STUDY TEXT:
——————————
So, finally we are done with adding our sentinel policy to Terraform Cloud.
It's time to check the workflow. So, in our infra, we have used VM with size, "Standard_D1_v2", which is a part of allowed VM sizes, so let's see the workflow outcome. We can that we have new phase named as 'Sentinel policies passed', and since the infra matches the policy condition it passes and proceeded to Apply phase.
Let's try with some different VM size. We are changing the VM size to "Standard_D2_v5" which is not a part of allowed VM sizes, and running the workflow. We can see that the sentinel policy phase failed and stop the workflow there itself because we applied enforcement mode as hard-mandatory.
——————————
GIVEN INFORMATION:

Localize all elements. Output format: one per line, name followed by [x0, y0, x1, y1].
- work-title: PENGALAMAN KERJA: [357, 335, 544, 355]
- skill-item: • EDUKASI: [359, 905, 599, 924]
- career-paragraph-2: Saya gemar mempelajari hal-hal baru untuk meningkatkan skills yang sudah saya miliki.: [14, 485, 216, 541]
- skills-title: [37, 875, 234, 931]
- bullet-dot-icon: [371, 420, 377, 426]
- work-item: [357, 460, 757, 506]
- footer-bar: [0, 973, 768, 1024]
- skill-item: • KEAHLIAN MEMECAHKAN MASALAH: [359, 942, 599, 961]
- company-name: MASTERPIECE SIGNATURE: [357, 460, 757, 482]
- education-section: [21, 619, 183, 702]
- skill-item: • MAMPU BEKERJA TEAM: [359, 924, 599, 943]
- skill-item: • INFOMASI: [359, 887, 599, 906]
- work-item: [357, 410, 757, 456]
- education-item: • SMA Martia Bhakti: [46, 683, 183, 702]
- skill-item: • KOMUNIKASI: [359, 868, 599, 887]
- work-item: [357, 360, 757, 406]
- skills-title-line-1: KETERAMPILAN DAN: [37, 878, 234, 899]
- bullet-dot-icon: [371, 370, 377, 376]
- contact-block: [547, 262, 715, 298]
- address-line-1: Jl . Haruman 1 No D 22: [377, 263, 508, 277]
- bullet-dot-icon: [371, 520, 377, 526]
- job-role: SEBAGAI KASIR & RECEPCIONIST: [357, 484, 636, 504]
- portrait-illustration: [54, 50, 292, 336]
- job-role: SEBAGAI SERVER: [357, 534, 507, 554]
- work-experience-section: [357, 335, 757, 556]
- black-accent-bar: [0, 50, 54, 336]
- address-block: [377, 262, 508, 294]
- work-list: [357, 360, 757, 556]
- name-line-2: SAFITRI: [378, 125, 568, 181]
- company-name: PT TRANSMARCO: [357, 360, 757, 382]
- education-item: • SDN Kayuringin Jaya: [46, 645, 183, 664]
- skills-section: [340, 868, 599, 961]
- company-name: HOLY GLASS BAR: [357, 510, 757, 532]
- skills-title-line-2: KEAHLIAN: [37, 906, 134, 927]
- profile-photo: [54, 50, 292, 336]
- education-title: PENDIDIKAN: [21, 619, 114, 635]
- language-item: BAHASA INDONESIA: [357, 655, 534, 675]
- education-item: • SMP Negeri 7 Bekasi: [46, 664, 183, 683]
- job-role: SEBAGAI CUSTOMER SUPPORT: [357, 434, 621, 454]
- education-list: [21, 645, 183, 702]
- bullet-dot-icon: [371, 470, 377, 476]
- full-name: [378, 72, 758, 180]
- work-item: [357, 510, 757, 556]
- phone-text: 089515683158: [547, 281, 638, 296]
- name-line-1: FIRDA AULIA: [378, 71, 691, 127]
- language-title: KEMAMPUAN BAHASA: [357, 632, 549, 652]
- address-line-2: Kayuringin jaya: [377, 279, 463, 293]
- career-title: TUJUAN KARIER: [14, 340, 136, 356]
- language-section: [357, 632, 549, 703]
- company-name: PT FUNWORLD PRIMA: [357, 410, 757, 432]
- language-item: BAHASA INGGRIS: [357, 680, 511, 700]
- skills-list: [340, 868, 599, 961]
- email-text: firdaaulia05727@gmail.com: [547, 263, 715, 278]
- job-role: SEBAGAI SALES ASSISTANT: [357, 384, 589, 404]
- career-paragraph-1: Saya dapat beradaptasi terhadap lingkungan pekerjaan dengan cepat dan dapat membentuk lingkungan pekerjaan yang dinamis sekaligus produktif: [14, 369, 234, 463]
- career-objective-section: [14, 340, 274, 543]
——————————
ACTIVITY:
Extend the walkthrough on testing Sentinel policies in Terraform Cloud, picking up after its final sentence.

RESULT OF THIS TASK:
Error message: Resource azurerm_virtual_machine.vm[0] has attribute vm_size with value Standard_D2_v5 that is not in the allowed list: ["Standard_A1" "Standard_A2" "Standard_D1_v2" "Standard_D2_v2"]
Let's me just give you a small brief that how the policies are working. So, the Plan phase generates the mock files (containing the output of Plan phase) which is used as input to Sentinel policy phase, and then the policy phase checks with the policy and accordingly pass or fail. We can even download those mock files to see the results.